§ **REQUIREMENTS**: Set down the data below without change, skipping the pictures it holds.

(Stored entries)
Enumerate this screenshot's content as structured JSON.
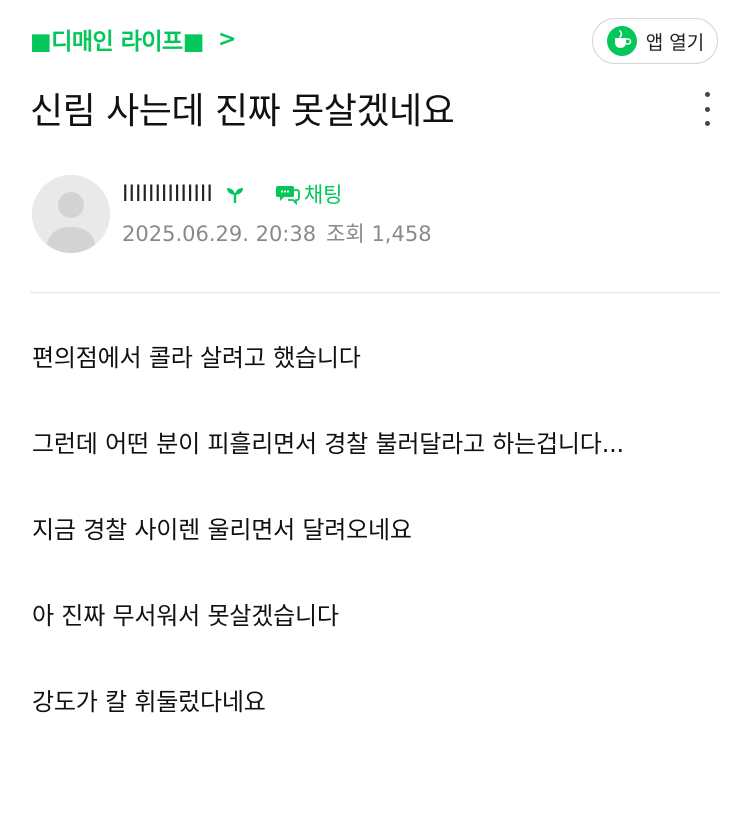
{
  "header": {
    "board_label": "■디매인 라이프■",
    "board_chevron": ">",
    "app_open_label": "앱 열기",
    "app_open_icon": "cup-icon"
  },
  "post": {
    "title": "신림 사는데 진짜 못살겠네요",
    "author": {
      "nickname": "IIIIIIIIIIIIII",
      "level_icon": "sprout-icon",
      "chat_label": "채팅",
      "chat_icon": "chat-bubble-icon"
    },
    "date": "2025.06.29. 20:38",
    "views_label": "조회",
    "views": "1,458",
    "paragraphs": [
      "편의점에서 콜라 살려고 했습니다",
      "그런데 어떤 분이 피흘리면서 경찰 불러달라고 하는겁니다...",
      "지금 경찰 사이렌 울리면서 달려오네요",
      "아 진짜 무서워서 못살겠습니다",
      "강도가 칼 휘둘렀다네요"
    ]
  },
  "colors": {
    "accent_green": "#03c75a",
    "meta_gray": "#8a8a8a",
    "text": "#111111"
  }
}
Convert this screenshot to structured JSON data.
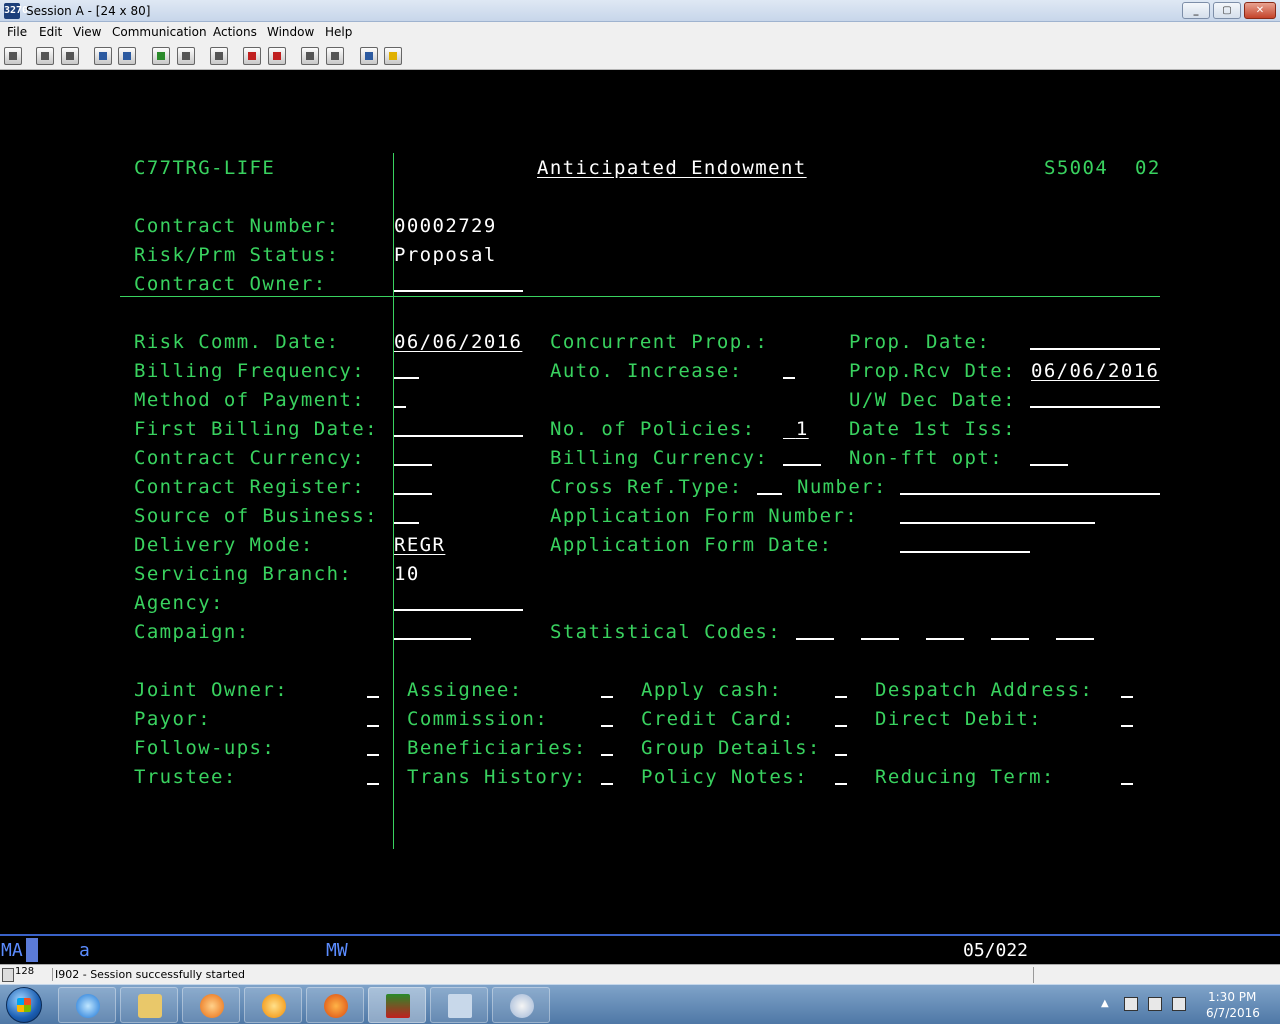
{
  "window": {
    "title": "Session A - [24 x 80]"
  },
  "menu": [
    "File",
    "Edit",
    "View",
    "Communication",
    "Actions",
    "Window",
    "Help"
  ],
  "screen": {
    "system": "C77TRG-LIFE",
    "title": "Anticipated Endowment",
    "screen_id": "S5004",
    "screen_seq": "02",
    "contract_number_label": "Contract Number:",
    "contract_number": "00002729",
    "risk_status_label": "Risk/Prm Status:",
    "risk_status": "Proposal",
    "contract_owner_label": "Contract Owner:",
    "risk_comm_date_label": "Risk Comm. Date:",
    "risk_comm_date": "06/06/2016",
    "billing_frequency_label": "Billing Frequency:",
    "method_of_payment_label": "Method of Payment:",
    "first_billing_date_label": "First Billing Date:",
    "contract_currency_label": "Contract Currency:",
    "contract_register_label": "Contract Register:",
    "source_of_business_label": "Source of Business:",
    "delivery_mode_label": "Delivery Mode:",
    "delivery_mode": "REGR",
    "servicing_branch_label": "Servicing Branch:",
    "servicing_branch": "10",
    "agency_label": "Agency:",
    "campaign_label": "Campaign:",
    "concurrent_prop_label": "Concurrent Prop.:",
    "auto_increase_label": "Auto. Increase:",
    "no_of_policies_label": "No. of Policies:",
    "no_of_policies": "1",
    "billing_currency_label": "Billing Currency:",
    "cross_ref_type_label": "Cross Ref.Type:",
    "number_label": "Number:",
    "application_form_number_label": "Application Form Number:",
    "application_form_date_label": "Application Form Date:",
    "statistical_codes_label": "Statistical Codes:",
    "prop_date_label": "Prop. Date:",
    "prop_rcv_dte_label": "Prop.Rcv Dte:",
    "prop_rcv_dte": "06/06/2016",
    "uw_dec_date_label": "U/W Dec Date:",
    "date_1st_iss_label": "Date 1st Iss:",
    "non_fft_opt_label": "Non-fft opt:",
    "options": {
      "joint_owner": "Joint Owner:",
      "payor": "Payor:",
      "follow_ups": "Follow-ups:",
      "trustee": "Trustee:",
      "assignee": "Assignee:",
      "commission": "Commission:",
      "beneficiaries": "Beneficiaries:",
      "trans_history": "Trans History:",
      "apply_cash": "Apply cash:",
      "credit_card": "Credit Card:",
      "group_details": "Group Details:",
      "policy_notes": "Policy Notes:",
      "despatch_address": "Despatch Address:",
      "direct_debit": "Direct Debit:",
      "reducing_term": "Reducing Term:"
    }
  },
  "oia": {
    "mode": "MA",
    "indicator": "a",
    "mw": "MW",
    "cursor": "05/022"
  },
  "status": {
    "count": "128",
    "message": "I902 - Session successfully started"
  },
  "clock": {
    "time": "1:30 PM",
    "date": "6/7/2016"
  }
}
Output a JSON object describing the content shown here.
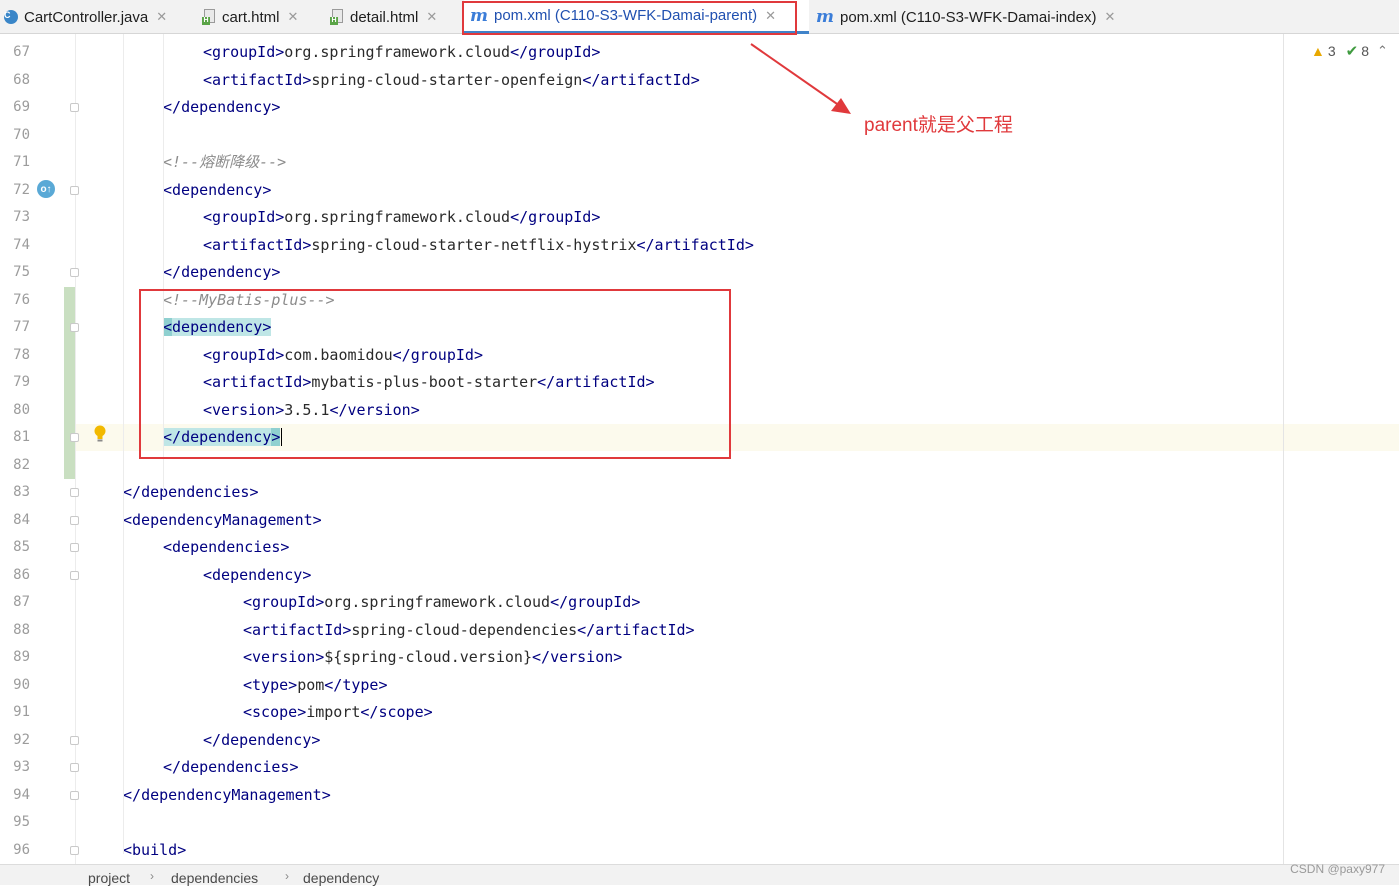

§ **THE RESPONSE**:
Enumerate this screenshot's content as structured JSON.
{
  "header": {
    "board_label": "■디매인 라이프■",
    "board_chevron": ">",
    "app_open_label": "앱 열기",
    "app_open_icon": "cup-icon"
  },
  "post": {
    "title": "신림 사는데 진짜 못살겠네요",
    "author": {
      "nickname": "IIIIIIIIIIIIII",
      "level_icon": "sprout-icon",
      "chat_label": "채팅",
      "chat_icon": "chat-bubble-icon"
    },
    "date": "2025.06.29. 20:38",
    "views_label": "조회",
    "views": "1,458",
    "paragraphs": [
      "편의점에서 콜라 살려고 했습니다",
      "그런데 어떤 분이 피흘리면서 경찰 불러달라고 하는겁니다...",
      "지금 경찰 사이렌 울리면서 달려오네요",
      "아 진짜 무서워서 못살겠습니다",
      "강도가 칼 휘둘렀다네요"
    ]
  },
  "colors": {
    "accent_green": "#03c75a",
    "meta_gray": "#8a8a8a",
    "text": "#111111"
  }
}
Convert this screenshot to structured JSON data.
{
  "window": {
    "title": "Session A - [24 x 80]"
  },
  "menu": [
    "File",
    "Edit",
    "View",
    "Communication",
    "Actions",
    "Window",
    "Help"
  ],
  "screen": {
    "system": "C77TRG-LIFE",
    "title": "Anticipated Endowment",
    "screen_id": "S5004",
    "screen_seq": "02",
    "contract_number_label": "Contract Number:",
    "contract_number": "00002729",
    "risk_status_label": "Risk/Prm Status:",
    "risk_status": "Proposal",
    "contract_owner_label": "Contract Owner:",
    "risk_comm_date_label": "Risk Comm. Date:",
    "risk_comm_date": "06/06/2016",
    "billing_frequency_label": "Billing Frequency:",
    "method_of_payment_label": "Method of Payment:",
    "first_billing_date_label": "First Billing Date:",
    "contract_currency_label": "Contract Currency:",
    "contract_register_label": "Contract Register:",
    "source_of_business_label": "Source of Business:",
    "delivery_mode_label": "Delivery Mode:",
    "delivery_mode": "REGR",
    "servicing_branch_label": "Servicing Branch:",
    "servicing_branch": "10",
    "agency_label": "Agency:",
    "campaign_label": "Campaign:",
    "concurrent_prop_label": "Concurrent Prop.:",
    "auto_increase_label": "Auto. Increase:",
    "no_of_policies_label": "No. of Policies:",
    "no_of_policies": "1",
    "billing_currency_label": "Billing Currency:",
    "cross_ref_type_label": "Cross Ref.Type:",
    "number_label": "Number:",
    "application_form_number_label": "Application Form Number:",
    "application_form_date_label": "Application Form Date:",
    "statistical_codes_label": "Statistical Codes:",
    "prop_date_label": "Prop. Date:",
    "prop_rcv_dte_label": "Prop.Rcv Dte:",
    "prop_rcv_dte": "06/06/2016",
    "uw_dec_date_label": "U/W Dec Date:",
    "date_1st_iss_label": "Date 1st Iss:",
    "non_fft_opt_label": "Non-fft opt:",
    "options": {
      "joint_owner": "Joint Owner:",
      "payor": "Payor:",
      "follow_ups": "Follow-ups:",
      "trustee": "Trustee:",
      "assignee": "Assignee:",
      "commission": "Commission:",
      "beneficiaries": "Beneficiaries:",
      "trans_history": "Trans History:",
      "apply_cash": "Apply cash:",
      "credit_card": "Credit Card:",
      "group_details": "Group Details:",
      "policy_notes": "Policy Notes:",
      "despatch_address": "Despatch Address:",
      "direct_debit": "Direct Debit:",
      "reducing_term": "Reducing Term:"
    }
  },
  "oia": {
    "mode": "MA",
    "indicator": "a",
    "mw": "MW",
    "cursor": "05/022"
  },
  "status": {
    "count": "128",
    "message": "I902 - Session successfully started"
  },
  "clock": {
    "time": "1:30 PM",
    "date": "6/7/2016"
  }
}
Output a JSON object describing the content shown here.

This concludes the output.